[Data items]
_____
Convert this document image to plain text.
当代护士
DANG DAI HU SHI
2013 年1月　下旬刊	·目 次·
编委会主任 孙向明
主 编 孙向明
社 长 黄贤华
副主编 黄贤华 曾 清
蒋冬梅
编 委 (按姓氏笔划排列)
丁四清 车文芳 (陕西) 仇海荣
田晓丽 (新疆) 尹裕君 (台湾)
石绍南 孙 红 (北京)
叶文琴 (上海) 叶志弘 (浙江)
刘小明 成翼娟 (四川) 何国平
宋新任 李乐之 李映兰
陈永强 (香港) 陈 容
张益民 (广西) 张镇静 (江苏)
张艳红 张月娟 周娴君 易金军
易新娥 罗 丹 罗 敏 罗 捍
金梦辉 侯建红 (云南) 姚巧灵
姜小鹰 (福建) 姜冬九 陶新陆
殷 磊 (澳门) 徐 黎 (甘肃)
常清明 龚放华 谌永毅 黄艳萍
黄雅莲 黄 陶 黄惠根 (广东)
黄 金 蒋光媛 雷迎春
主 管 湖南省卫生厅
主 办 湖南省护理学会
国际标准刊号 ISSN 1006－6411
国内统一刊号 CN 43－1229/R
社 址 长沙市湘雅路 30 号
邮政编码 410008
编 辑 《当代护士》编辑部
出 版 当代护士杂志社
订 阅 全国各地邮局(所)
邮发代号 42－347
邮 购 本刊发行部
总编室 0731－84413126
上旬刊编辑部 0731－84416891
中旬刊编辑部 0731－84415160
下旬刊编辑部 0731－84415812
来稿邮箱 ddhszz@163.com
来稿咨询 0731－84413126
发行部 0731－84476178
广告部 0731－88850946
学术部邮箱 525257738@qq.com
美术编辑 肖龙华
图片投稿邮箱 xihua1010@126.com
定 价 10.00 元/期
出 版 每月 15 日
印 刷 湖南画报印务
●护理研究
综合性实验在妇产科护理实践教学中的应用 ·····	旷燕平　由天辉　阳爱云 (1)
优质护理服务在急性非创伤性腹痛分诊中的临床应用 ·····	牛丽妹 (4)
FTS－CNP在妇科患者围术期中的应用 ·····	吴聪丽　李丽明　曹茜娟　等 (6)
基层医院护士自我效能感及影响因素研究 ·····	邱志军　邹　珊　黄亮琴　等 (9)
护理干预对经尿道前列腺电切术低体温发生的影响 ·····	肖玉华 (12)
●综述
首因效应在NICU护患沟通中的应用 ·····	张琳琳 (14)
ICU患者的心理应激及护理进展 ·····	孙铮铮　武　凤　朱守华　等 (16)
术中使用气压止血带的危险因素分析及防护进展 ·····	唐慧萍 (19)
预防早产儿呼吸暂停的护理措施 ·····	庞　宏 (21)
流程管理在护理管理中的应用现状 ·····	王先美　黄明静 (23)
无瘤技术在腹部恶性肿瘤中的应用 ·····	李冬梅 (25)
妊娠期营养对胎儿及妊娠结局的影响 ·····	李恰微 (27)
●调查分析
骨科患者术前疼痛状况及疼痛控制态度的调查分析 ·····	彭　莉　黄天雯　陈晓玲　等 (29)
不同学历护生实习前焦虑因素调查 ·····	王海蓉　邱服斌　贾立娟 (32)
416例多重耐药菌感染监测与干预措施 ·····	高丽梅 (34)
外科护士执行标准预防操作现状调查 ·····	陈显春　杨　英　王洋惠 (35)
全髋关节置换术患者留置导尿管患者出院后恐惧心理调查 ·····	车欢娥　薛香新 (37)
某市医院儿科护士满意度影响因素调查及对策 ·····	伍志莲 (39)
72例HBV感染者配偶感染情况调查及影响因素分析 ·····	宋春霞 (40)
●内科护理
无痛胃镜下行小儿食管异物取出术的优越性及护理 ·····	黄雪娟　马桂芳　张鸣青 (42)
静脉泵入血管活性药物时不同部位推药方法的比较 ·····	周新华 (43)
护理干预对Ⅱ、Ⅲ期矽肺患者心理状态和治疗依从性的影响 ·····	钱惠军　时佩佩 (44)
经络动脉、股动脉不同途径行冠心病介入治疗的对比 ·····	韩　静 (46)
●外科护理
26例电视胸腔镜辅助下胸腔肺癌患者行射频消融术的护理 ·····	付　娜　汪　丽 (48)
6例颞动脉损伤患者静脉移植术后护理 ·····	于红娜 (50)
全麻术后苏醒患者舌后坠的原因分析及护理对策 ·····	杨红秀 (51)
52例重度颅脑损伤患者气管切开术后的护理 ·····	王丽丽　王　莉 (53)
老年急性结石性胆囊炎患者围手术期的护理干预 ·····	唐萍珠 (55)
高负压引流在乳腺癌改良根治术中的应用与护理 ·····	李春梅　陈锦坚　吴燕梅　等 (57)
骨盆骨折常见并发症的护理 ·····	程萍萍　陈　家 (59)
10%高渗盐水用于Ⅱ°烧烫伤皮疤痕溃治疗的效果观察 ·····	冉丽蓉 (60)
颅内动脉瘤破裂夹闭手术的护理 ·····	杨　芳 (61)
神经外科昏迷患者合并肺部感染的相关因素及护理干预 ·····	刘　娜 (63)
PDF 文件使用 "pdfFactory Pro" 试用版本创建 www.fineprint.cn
_____
| Exercise goal |
Write each line above out exactly.

| Result for this exercise |
Convert this document image to plain text.
当代护士
DANG DAI HU SHI
2013 年1月　下旬刊	·目 次·
编委会主任 孙向明
主 编 孙向明
社 长 黄贤华
副主编 黄贤华 曾 清
蒋冬梅
编 委 (按姓氏笔划排列)
丁四清 车文芳 (陕西) 仇海荣
田晓丽 (新疆) 尹裕君 (台湾)
石绍南 孙 红 (北京)
叶文琴 (上海) 叶志弘 (浙江)
刘小明 成翼娟 (四川) 何国平
宋新任 李乐之 李映兰
陈永强 (香港) 陈 容
张益民 (广西) 张镇静 (江苏)
张艳红 张月娟 周娴君 易金军
易新娥 罗 丹 罗 敏 罗 捍
金梦辉 侯建红 (云南) 姚巧灵
姜小鹰 (福建) 姜冬九 陶新陆
殷 磊 (澳门) 徐 黎 (甘肃)
常清明 龚放华 谌永毅 黄艳萍
黄雅莲 黄 陶 黄惠根 (广东)
黄 金 蒋光媛 雷迎春
主 管 湖南省卫生厅
主 办 湖南省护理学会
国际标准刊号 ISSN 1006－6411
国内统一刊号 CN 43－1229/R
社 址 长沙市湘雅路 30 号
邮政编码 410008
编 辑 《当代护士》编辑部
出 版 当代护士杂志社
订 阅 全国各地邮局(所)
邮发代号 42－347
邮 购 本刊发行部
总编室 0731－84413126
上旬刊编辑部 0731－84416891
中旬刊编辑部 0731－84415160
下旬刊编辑部 0731－84415812
来稿邮箱 ddhszz@163.com
来稿咨询 0731－84413126
发行部 0731－84476178
广告部 0731－88850946
学术部邮箱 525257738@qq.com
美术编辑 肖龙华
图片投稿邮箱 xihua1010@126.com
定 价 10.00 元/期
出 版 每月 15 日
印 刷 湖南画报印务
●护理研究
综合性实验在妇产科护理实践教学中的应用 ·····	旷燕平　由天辉　阳爱云 (1)
优质护理服务在急性非创伤性腹痛分诊中的临床应用 ·····	牛丽妹 (4)
FTS－CNP在妇科患者围术期中的应用 ·····	吴聪丽　李丽明　曹茜娟　等 (6)
基层医院护士自我效能感及影响因素研究 ·····	邱志军　邹　珊　黄亮琴　等 (9)
护理干预对经尿道前列腺电切术低体温发生的影响 ·····	肖玉华 (12)
●综述
首因效应在NICU护患沟通中的应用 ·····	张琳琳 (14)
ICU患者的心理应激及护理进展 ·····	孙铮铮　武　凤　朱守华　等 (16)
术中使用气压止血带的危险因素分析及防护进展 ·····	唐慧萍 (19)
预防早产儿呼吸暂停的护理措施 ·····	庞　宏 (21)
流程管理在护理管理中的应用现状 ·····	王先美　黄明静 (23)
无瘤技术在腹部恶性肿瘤中的应用 ·····	李冬梅 (25)
妊娠期营养对胎儿及妊娠结局的影响 ·····	李恰微 (27)
●调查分析
骨科患者术前疼痛状况及疼痛控制态度的调查分析 ·····	彭　莉　黄天雯　陈晓玲　等 (29)
不同学历护生实习前焦虑因素调查 ·····	王海蓉　邱服斌　贾立娟 (32)
416例多重耐药菌感染监测与干预措施 ·····	高丽梅 (34)
外科护士执行标准预防操作现状调查 ·····	陈显春　杨　英　王洋惠 (35)
全髋关节置换术患者留置导尿管患者出院后恐惧心理调查 ·····	车欢娥　薛香新 (37)
某市医院儿科护士满意度影响因素调查及对策 ·····	伍志莲 (39)
72例HBV感染者配偶感染情况调查及影响因素分析 ·····	宋春霞 (40)
●内科护理
无痛胃镜下行小儿食管异物取出术的优越性及护理 ·····	黄雪娟　马桂芳　张鸣青 (42)
静脉泵入血管活性药物时不同部位推药方法的比较 ·····	周新华 (43)
护理干预对Ⅱ、Ⅲ期矽肺患者心理状态和治疗依从性的影响 ·····	钱惠军　时佩佩 (44)
经络动脉、股动脉不同途径行冠心病介入治疗的对比 ·····	韩　静 (46)
●外科护理
26例电视胸腔镜辅助下胸腔肺癌患者行射频消融术的护理 ·····	付　娜　汪　丽 (48)
6例颞动脉损伤患者静脉移植术后护理 ·····	于红娜 (50)
全麻术后苏醒患者舌后坠的原因分析及护理对策 ·····	杨红秀 (51)
52例重度颅脑损伤患者气管切开术后的护理 ·····	王丽丽　王　莉 (53)
老年急性结石性胆囊炎患者围手术期的护理干预 ·····	唐萍珠 (55)
高负压引流在乳腺癌改良根治术中的应用与护理 ·····	李春梅　陈锦坚　吴燕梅　等 (57)
骨盆骨折常见并发症的护理 ·····	程萍萍　陈　家 (59)
10%高渗盐水用于Ⅱ°烧烫伤皮疤痕溃治疗的效果观察 ·····	冉丽蓉 (60)
颅内动脉瘤破裂夹闭手术的护理 ·····	杨　芳 (61)
神经外科昏迷患者合并肺部感染的相关因素及护理干预 ·····	刘　娜 (63)
PDF 文件使用 "pdfFactory Pro" 试用版本创建 www.fineprint.cn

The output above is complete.